:: Available records ::

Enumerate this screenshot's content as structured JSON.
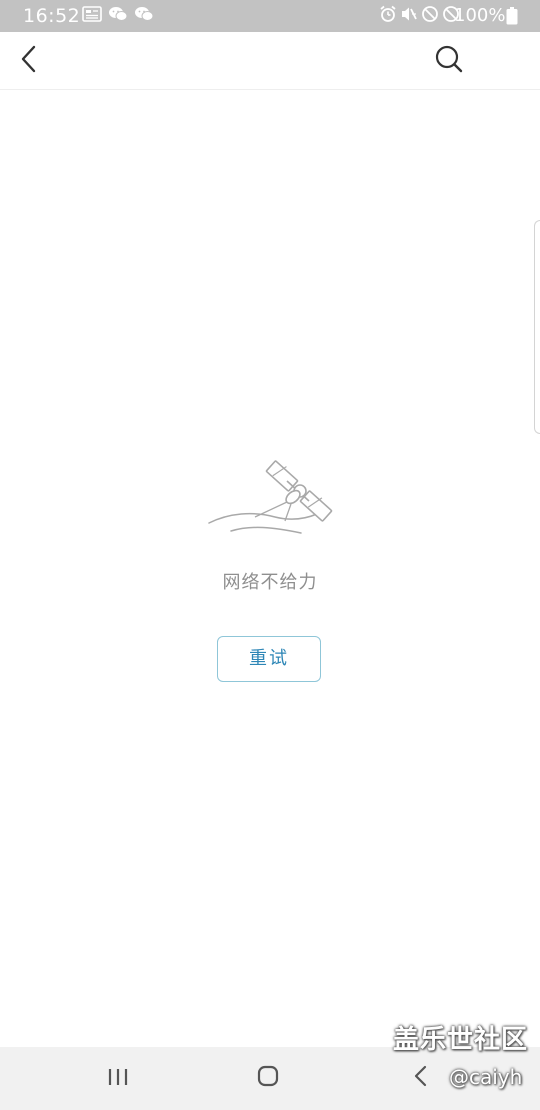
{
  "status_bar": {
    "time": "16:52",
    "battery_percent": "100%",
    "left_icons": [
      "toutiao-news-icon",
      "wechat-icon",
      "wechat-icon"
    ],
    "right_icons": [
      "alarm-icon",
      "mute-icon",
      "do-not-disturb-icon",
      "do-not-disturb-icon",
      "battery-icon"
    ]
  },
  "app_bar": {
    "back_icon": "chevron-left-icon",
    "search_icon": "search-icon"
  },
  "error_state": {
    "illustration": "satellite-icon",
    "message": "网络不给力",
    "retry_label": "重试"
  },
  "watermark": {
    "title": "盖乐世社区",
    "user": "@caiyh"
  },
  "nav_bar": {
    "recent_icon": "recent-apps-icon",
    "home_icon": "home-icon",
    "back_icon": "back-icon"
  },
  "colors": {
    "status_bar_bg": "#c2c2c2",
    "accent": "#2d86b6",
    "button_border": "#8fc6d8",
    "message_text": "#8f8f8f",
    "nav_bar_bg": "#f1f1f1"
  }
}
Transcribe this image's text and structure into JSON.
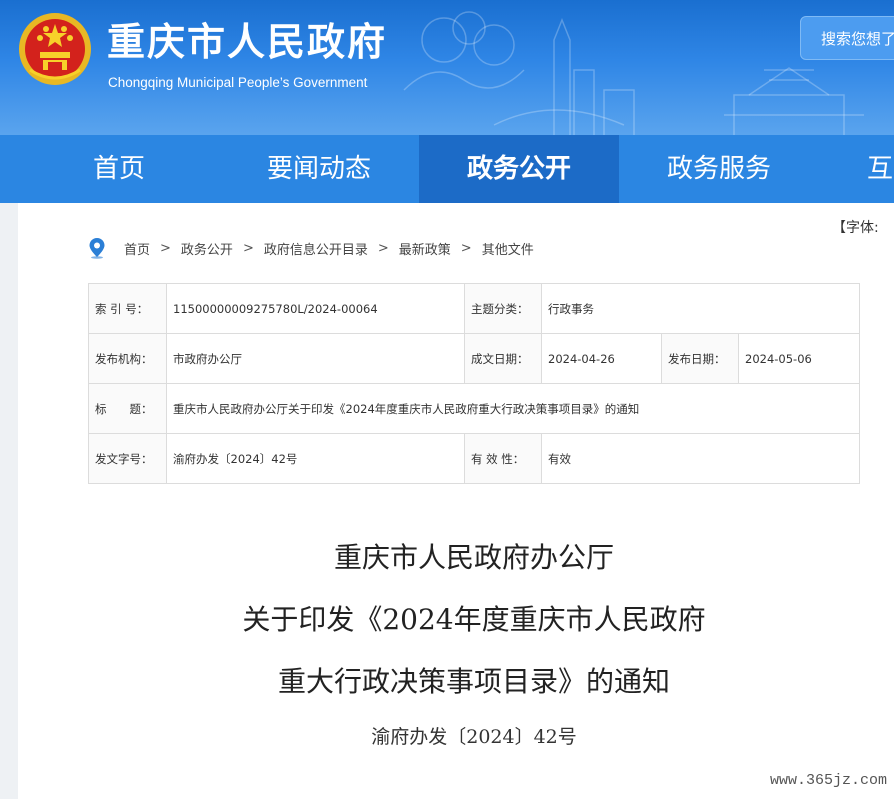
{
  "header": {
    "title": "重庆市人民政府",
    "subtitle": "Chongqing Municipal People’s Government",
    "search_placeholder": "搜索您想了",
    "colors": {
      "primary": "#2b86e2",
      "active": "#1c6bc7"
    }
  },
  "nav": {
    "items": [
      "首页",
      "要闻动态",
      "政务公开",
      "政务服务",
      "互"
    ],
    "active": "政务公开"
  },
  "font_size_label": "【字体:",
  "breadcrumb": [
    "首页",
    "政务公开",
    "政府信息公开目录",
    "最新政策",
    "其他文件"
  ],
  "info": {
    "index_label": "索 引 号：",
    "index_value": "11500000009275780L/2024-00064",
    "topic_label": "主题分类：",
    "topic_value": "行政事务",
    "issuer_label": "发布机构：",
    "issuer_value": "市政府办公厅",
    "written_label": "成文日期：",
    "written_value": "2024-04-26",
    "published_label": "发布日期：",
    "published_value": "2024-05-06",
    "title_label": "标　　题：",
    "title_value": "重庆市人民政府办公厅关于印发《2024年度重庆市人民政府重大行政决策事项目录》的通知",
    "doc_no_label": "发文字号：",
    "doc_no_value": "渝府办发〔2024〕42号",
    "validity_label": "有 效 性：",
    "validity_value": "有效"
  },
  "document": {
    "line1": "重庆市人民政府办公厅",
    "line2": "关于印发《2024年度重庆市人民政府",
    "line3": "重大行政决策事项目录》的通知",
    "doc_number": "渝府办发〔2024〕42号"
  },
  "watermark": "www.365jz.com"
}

:::

- Exercise task
Will you set down the records word for word while leaving out every picture?

- Completed exercise
Enumerate this screenshot's content as structured JSON.
{
  "status_bar": {
    "time": "16:52",
    "battery_percent": "100%",
    "left_icons": [
      "toutiao-news-icon",
      "wechat-icon",
      "wechat-icon"
    ],
    "right_icons": [
      "alarm-icon",
      "mute-icon",
      "do-not-disturb-icon",
      "do-not-disturb-icon",
      "battery-icon"
    ]
  },
  "app_bar": {
    "back_icon": "chevron-left-icon",
    "search_icon": "search-icon"
  },
  "error_state": {
    "illustration": "satellite-icon",
    "message": "网络不给力",
    "retry_label": "重试"
  },
  "watermark": {
    "title": "盖乐世社区",
    "user": "@caiyh"
  },
  "nav_bar": {
    "recent_icon": "recent-apps-icon",
    "home_icon": "home-icon",
    "back_icon": "back-icon"
  },
  "colors": {
    "status_bar_bg": "#c2c2c2",
    "accent": "#2d86b6",
    "button_border": "#8fc6d8",
    "message_text": "#8f8f8f",
    "nav_bar_bg": "#f1f1f1"
  }
}
Transcribe this image's text and structure into JSON.
{
  "header": {
    "title": "重庆市人民政府",
    "subtitle": "Chongqing Municipal People’s Government",
    "search_placeholder": "搜索您想了",
    "colors": {
      "primary": "#2b86e2",
      "active": "#1c6bc7"
    }
  },
  "nav": {
    "items": [
      "首页",
      "要闻动态",
      "政务公开",
      "政务服务",
      "互"
    ],
    "active": "政务公开"
  },
  "font_size_label": "【字体:",
  "breadcrumb": [
    "首页",
    "政务公开",
    "政府信息公开目录",
    "最新政策",
    "其他文件"
  ],
  "info": {
    "index_label": "索 引 号：",
    "index_value": "11500000009275780L/2024-00064",
    "topic_label": "主题分类：",
    "topic_value": "行政事务",
    "issuer_label": "发布机构：",
    "issuer_value": "市政府办公厅",
    "written_label": "成文日期：",
    "written_value": "2024-04-26",
    "published_label": "发布日期：",
    "published_value": "2024-05-06",
    "title_label": "标　　题：",
    "title_value": "重庆市人民政府办公厅关于印发《2024年度重庆市人民政府重大行政决策事项目录》的通知",
    "doc_no_label": "发文字号：",
    "doc_no_value": "渝府办发〔2024〕42号",
    "validity_label": "有 效 性：",
    "validity_value": "有效"
  },
  "document": {
    "line1": "重庆市人民政府办公厅",
    "line2": "关于印发《2024年度重庆市人民政府",
    "line3": "重大行政决策事项目录》的通知",
    "doc_number": "渝府办发〔2024〕42号"
  },
  "watermark": "www.365jz.com"
}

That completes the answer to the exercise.